▶ Instructions to follow:
Filter this data down to the lines that hold "short", and copy them.

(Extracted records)
□ □ □ □ □ □ □

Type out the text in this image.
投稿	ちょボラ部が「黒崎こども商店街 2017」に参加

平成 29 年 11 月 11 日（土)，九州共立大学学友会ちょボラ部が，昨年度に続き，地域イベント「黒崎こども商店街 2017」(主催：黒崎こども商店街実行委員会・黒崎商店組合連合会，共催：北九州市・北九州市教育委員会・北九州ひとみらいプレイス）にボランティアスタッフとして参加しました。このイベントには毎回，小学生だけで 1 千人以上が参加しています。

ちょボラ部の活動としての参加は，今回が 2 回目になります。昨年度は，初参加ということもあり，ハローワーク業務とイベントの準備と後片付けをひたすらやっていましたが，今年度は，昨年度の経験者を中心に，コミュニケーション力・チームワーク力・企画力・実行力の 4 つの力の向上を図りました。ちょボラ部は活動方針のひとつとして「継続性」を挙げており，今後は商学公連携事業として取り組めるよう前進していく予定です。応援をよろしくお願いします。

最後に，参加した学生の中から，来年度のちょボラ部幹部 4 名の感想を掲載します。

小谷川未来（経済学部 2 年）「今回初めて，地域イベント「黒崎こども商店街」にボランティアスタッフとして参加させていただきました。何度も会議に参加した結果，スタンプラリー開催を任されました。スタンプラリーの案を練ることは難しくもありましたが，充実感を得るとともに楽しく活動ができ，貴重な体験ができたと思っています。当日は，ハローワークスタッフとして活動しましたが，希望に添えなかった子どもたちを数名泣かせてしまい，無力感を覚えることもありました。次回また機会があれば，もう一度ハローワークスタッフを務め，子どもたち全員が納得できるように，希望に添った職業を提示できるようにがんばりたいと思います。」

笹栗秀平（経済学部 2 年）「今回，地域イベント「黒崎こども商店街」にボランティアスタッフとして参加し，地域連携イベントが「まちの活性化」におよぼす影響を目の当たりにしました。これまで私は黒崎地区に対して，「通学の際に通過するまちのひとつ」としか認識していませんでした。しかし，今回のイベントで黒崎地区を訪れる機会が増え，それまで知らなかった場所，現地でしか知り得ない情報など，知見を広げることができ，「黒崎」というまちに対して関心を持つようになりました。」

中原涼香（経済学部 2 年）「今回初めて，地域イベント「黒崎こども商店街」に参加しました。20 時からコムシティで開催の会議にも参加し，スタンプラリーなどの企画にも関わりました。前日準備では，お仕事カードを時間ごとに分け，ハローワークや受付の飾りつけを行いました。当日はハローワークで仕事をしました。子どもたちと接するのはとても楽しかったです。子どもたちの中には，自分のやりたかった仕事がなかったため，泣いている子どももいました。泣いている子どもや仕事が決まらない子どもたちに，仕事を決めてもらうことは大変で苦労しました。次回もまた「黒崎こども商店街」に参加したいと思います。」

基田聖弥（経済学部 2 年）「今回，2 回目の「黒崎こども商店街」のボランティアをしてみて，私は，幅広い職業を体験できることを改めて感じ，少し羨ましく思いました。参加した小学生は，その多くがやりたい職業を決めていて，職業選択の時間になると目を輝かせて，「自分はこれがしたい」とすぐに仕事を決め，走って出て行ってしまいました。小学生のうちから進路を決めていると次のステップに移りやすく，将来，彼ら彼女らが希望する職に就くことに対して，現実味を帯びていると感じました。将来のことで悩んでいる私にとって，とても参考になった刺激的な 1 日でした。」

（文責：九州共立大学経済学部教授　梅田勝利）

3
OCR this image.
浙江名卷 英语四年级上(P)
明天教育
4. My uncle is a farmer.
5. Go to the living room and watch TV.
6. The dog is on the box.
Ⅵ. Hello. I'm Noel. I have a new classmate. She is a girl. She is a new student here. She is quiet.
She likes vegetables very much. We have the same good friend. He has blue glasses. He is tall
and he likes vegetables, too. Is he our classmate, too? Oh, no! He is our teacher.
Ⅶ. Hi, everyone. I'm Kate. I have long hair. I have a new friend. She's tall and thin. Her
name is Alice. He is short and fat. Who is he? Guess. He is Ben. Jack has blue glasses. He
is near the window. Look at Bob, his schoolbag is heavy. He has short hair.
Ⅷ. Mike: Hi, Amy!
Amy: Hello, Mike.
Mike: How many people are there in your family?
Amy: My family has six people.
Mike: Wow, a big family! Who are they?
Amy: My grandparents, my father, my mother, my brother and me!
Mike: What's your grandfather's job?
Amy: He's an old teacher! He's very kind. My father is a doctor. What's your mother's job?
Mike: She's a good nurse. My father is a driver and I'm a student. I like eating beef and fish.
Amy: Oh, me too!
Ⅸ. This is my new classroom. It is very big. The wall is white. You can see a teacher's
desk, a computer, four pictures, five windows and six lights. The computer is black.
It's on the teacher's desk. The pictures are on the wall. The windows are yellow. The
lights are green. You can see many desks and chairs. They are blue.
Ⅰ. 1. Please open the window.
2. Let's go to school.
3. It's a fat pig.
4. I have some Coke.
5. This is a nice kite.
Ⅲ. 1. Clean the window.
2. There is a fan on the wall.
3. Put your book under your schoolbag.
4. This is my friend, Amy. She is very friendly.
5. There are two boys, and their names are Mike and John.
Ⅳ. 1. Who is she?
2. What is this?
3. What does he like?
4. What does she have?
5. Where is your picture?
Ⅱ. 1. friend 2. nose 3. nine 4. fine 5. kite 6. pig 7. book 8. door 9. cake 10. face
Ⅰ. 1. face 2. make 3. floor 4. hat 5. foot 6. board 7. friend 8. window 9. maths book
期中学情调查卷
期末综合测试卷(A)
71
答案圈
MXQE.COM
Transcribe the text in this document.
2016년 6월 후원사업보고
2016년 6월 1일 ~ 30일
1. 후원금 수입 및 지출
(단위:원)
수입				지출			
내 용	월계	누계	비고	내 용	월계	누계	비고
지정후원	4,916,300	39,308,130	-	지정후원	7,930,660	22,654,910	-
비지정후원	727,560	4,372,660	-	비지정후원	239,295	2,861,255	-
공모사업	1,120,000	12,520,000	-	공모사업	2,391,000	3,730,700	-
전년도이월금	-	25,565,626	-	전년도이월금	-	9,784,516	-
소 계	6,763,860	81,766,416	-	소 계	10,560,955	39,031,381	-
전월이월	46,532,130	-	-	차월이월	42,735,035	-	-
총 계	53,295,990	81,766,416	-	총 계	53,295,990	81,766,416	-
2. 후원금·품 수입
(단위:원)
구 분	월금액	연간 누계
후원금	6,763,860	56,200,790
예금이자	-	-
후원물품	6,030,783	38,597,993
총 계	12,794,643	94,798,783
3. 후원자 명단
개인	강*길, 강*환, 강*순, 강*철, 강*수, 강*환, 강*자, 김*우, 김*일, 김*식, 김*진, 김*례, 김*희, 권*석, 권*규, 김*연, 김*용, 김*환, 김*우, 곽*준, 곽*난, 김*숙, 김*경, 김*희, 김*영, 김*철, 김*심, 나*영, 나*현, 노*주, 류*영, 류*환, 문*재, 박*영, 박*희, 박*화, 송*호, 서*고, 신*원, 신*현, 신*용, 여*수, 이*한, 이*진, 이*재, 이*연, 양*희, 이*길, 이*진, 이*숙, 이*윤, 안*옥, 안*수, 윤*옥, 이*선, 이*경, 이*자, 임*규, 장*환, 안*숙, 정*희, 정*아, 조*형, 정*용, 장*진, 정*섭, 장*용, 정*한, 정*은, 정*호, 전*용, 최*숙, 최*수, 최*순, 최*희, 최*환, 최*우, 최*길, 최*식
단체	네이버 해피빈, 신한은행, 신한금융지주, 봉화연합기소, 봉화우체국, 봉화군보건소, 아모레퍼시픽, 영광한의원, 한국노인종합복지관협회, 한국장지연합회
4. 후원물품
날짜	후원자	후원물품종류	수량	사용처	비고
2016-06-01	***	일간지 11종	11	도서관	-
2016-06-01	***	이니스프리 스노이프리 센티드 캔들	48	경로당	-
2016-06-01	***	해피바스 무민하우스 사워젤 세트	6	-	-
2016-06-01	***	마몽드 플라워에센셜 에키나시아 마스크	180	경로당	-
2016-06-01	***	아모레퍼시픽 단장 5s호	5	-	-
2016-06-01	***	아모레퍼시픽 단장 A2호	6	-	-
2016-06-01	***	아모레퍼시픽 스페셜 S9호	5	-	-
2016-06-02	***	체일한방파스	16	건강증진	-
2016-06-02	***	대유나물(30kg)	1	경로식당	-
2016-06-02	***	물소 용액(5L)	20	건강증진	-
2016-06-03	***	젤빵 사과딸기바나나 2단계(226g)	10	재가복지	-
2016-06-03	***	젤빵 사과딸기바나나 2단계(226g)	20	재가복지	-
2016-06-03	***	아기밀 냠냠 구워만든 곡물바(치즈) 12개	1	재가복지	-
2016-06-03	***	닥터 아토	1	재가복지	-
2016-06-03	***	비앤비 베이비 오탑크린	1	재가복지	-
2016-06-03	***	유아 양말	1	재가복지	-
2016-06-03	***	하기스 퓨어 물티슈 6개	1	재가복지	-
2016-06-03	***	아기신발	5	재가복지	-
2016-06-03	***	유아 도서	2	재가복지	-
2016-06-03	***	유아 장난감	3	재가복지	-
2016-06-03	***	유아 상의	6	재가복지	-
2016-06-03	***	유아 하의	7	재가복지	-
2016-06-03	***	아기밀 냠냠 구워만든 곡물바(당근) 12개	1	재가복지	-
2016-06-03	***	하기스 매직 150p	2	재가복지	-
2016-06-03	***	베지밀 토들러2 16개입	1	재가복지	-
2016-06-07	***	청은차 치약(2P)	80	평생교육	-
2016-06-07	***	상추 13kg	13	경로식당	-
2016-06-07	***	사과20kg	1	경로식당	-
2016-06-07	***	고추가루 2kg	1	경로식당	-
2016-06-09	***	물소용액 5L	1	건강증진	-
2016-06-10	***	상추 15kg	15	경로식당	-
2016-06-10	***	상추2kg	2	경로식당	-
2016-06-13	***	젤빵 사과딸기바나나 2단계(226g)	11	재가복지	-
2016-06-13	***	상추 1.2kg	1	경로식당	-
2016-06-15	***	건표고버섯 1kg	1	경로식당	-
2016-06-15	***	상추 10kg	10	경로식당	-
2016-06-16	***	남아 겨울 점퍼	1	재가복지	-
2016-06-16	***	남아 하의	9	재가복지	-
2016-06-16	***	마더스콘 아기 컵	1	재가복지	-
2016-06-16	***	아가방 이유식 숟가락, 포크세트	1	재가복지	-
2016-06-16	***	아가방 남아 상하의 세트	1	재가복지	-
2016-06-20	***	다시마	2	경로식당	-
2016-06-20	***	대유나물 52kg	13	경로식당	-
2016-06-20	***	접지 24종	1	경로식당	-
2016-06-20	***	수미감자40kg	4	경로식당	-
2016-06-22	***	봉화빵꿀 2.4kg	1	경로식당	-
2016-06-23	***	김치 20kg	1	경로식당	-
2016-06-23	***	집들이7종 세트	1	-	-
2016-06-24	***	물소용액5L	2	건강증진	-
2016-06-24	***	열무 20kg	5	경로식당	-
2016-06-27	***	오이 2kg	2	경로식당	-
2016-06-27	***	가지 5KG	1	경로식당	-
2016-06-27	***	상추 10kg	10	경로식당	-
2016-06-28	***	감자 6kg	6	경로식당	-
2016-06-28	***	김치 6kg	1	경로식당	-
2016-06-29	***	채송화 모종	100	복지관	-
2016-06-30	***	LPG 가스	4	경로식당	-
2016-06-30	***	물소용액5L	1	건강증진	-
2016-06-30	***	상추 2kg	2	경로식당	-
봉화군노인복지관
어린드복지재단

□ □ □ □ □ □ □

▶ The solution:
name is Alice. He is short and fat. Who is he? Guess. He is Ben. Jack has blue glasses. He
is near the window. Look at Bob, his schoolbag is heavy. He has short hair.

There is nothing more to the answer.